__PROVIDED PASSAGE__:
━━━━━━━━━━━━━━━━

# Does Moebius have any new Monster plans?



## Matthew Green (Nov 12, 2000)

I have not visited in awhile here and didn't see a question like this posted. We got Creature, Franky, Bride, Drac etc. Will there be more or is it a dead issue?


----------



## djnick66 (May 2, 2008)

Not that I have heard but they announce such things on Facebook


----------



## Fraley1701 (Sep 3, 2003)

Matthew Green said:


> I have not visited in awhile here and didn't see a question like this posted. We got Creature, Franky, Bride, Drac etc. Will there be more or is it a dead issue?


We just need the original Lon Chaney Jr. Wolfman to complete the series! :thumbsup:


----------



## Gillmen (Oct 16, 2004)

Don't forget a Lon Chaney Sr. Phantom of the opera !!:thumbsup:


----------



## Zombie_61 (Apr 21, 2004)

Fraley1701 said:


> We just need the original Lon Chaney Jr. Wolfman to complete the series! :thumbsup:


I agree, but it doesn't look like that's going to happen any time soon. Moebius had announced a Curse of the Werewolf kit quite some time ago, but that seems to have been put into the "We might get around to it eventually" file.


----------



## BobbysMonsterModels (Mar 8, 2014)

Zombie_61 said:


> Moebius had announced a Curse of the Werewolf kit quite some time ago, but that seems to have been put into the "We might get around to it eventually" file.


That would be awesome, as I think that gray-haired beasty is one of the coolest looking old-school werewolves ever. I hope Moebius does more monsters. If it's a licensing issue then I really could care less if it's exclusively Universal monsters. There are so many other cool monsters out there to pick from.


----------



## Jimmy B (Apr 19, 2000)

I recall reading on the FB page (regrettably) not to expect monster models in the near future.

Its looking like all focus will be on the 60's Batman figures.
As I'm seeing this playing out - it looks like 7 figures are planned. 
However I think the release of the next will likely depend on the success of the last.
I'm just hoping the CR Joker sees brick and morter


----------



## hal9001 (May 28, 2008)

*Got to give'em time, they haven't disappointed us yet!*

Carl-


----------



## SUNGOD (Jan 20, 2006)

BobbysMonsterModels said:


> That would be awesome, as I think that gray-haired beasty is one of the coolest looking old-school werewolves ever. I hope Moebius does more monsters. If it's a licensing issue then I really could care less if it's exclusively Universal monsters. There are so many other cool monsters out there to pick from.







I'd actually prefer more non Universal monsters. There's a big styrene gap for things like Harryhausen monsters and even more modern monsters like American Werewolf in London.


----------



## BobbysMonsterModels (Mar 8, 2014)

━━━━━━━━━━━━━━━━

[Data items]
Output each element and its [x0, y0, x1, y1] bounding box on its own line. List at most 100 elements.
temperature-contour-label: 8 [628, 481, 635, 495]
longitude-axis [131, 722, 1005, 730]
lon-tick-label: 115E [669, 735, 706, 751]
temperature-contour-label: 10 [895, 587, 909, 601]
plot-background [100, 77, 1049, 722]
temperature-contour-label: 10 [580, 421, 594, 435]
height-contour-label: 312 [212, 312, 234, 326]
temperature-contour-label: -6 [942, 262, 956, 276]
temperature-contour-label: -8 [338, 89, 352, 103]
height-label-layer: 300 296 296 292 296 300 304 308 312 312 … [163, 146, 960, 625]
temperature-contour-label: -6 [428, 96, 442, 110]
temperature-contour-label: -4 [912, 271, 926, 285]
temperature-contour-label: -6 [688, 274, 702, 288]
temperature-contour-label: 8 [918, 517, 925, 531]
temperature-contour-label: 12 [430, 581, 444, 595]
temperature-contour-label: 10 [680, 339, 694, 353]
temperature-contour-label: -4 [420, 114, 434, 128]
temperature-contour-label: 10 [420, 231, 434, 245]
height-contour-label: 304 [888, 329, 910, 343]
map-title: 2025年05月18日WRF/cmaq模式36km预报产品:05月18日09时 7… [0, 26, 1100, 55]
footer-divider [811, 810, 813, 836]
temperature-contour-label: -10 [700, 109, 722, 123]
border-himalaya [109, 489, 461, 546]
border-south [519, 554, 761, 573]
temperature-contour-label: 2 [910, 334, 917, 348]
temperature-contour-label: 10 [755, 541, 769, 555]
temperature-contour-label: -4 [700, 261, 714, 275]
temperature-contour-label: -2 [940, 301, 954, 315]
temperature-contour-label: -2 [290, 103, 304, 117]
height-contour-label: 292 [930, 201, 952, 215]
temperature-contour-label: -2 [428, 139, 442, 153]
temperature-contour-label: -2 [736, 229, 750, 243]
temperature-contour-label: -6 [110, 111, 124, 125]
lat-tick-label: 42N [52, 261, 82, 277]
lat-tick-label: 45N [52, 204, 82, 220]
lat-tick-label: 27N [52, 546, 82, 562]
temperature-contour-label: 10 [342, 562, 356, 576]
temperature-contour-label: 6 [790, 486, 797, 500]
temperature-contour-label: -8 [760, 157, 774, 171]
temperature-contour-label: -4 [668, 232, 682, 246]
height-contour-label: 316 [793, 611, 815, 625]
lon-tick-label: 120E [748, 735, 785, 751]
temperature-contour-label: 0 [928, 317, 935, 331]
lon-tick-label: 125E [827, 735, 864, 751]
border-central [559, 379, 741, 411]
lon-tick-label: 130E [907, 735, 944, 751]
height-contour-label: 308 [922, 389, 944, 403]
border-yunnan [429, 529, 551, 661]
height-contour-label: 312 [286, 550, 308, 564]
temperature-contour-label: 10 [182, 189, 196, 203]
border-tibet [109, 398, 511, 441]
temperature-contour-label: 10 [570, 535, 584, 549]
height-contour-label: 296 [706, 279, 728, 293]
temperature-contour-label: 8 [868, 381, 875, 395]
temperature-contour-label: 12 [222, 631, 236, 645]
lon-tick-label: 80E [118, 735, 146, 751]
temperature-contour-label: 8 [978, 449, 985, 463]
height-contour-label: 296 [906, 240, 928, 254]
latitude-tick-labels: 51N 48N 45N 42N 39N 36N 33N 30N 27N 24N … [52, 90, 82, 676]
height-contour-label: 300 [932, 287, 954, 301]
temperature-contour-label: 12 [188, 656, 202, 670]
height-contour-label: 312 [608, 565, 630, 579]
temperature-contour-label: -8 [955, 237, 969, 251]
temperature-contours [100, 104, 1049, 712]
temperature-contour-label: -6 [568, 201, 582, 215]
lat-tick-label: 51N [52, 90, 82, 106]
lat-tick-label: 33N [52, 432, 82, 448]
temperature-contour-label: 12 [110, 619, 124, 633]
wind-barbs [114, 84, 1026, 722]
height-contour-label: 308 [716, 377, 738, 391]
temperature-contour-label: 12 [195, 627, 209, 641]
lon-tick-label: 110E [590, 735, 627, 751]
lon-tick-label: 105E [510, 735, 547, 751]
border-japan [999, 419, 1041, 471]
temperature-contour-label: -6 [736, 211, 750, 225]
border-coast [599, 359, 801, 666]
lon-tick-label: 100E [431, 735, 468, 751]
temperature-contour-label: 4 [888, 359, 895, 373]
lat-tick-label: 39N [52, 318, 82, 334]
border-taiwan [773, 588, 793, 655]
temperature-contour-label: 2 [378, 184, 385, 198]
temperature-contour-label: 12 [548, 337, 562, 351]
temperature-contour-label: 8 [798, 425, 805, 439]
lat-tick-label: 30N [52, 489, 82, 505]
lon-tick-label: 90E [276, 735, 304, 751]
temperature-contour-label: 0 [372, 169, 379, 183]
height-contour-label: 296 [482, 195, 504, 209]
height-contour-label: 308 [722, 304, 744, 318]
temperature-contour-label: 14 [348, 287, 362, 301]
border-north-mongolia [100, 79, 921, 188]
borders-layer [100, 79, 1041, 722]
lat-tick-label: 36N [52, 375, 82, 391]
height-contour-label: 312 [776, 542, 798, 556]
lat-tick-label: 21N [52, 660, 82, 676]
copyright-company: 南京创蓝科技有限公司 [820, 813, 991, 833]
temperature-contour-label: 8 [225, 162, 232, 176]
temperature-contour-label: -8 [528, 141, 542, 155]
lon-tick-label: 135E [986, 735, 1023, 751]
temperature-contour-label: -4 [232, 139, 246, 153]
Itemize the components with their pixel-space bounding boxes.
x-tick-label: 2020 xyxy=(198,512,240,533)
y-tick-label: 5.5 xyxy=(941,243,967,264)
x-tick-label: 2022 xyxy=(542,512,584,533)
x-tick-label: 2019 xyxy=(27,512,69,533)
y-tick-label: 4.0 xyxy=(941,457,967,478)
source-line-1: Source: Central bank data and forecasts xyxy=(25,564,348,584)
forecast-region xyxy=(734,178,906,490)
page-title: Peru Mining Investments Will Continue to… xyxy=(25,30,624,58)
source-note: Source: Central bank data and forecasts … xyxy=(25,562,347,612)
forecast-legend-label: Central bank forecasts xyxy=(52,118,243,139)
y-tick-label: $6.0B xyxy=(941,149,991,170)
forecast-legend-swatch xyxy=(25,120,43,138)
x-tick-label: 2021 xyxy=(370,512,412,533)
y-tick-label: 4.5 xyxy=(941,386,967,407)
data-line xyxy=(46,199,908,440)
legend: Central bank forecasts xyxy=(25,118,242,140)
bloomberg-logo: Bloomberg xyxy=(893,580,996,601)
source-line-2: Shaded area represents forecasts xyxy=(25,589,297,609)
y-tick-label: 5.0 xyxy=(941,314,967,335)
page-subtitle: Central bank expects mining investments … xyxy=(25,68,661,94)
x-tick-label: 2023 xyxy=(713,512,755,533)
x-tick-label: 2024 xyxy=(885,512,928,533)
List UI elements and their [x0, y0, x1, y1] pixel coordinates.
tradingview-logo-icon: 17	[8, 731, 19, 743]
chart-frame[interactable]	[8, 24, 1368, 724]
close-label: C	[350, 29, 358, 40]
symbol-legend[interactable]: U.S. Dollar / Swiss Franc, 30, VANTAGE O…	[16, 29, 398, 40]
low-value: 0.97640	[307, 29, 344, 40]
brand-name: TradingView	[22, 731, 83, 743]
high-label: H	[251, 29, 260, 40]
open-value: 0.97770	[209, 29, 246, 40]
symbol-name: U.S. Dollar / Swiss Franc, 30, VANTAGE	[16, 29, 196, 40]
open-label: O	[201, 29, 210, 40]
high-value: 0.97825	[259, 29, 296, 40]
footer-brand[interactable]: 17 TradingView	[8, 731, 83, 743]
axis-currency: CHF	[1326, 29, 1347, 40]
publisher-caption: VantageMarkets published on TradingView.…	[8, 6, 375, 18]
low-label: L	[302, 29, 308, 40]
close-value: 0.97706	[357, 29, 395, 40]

━━━━━━━━━━━━━━━━

__WHAT IS REQUIRED__: Revise the Moebius monster thread, starting with "I recall reading" and going on through "(May 28, 2008)", swapping in "kits" wherever "figures" appears.

__FINISHED TASK__:
I recall reading on the FB page (regrettably) not to expect monster models in the near future.

Its looking like all focus will be on the 60's Batman kits.
As I'm seeing this playing out - it looks like 7 kits are planned. 
However I think the release of the next will likely depend on the success of the last.
I'm just hoping the CR Joker sees brick and morter


----------



## hal9001 (May 28, 2008)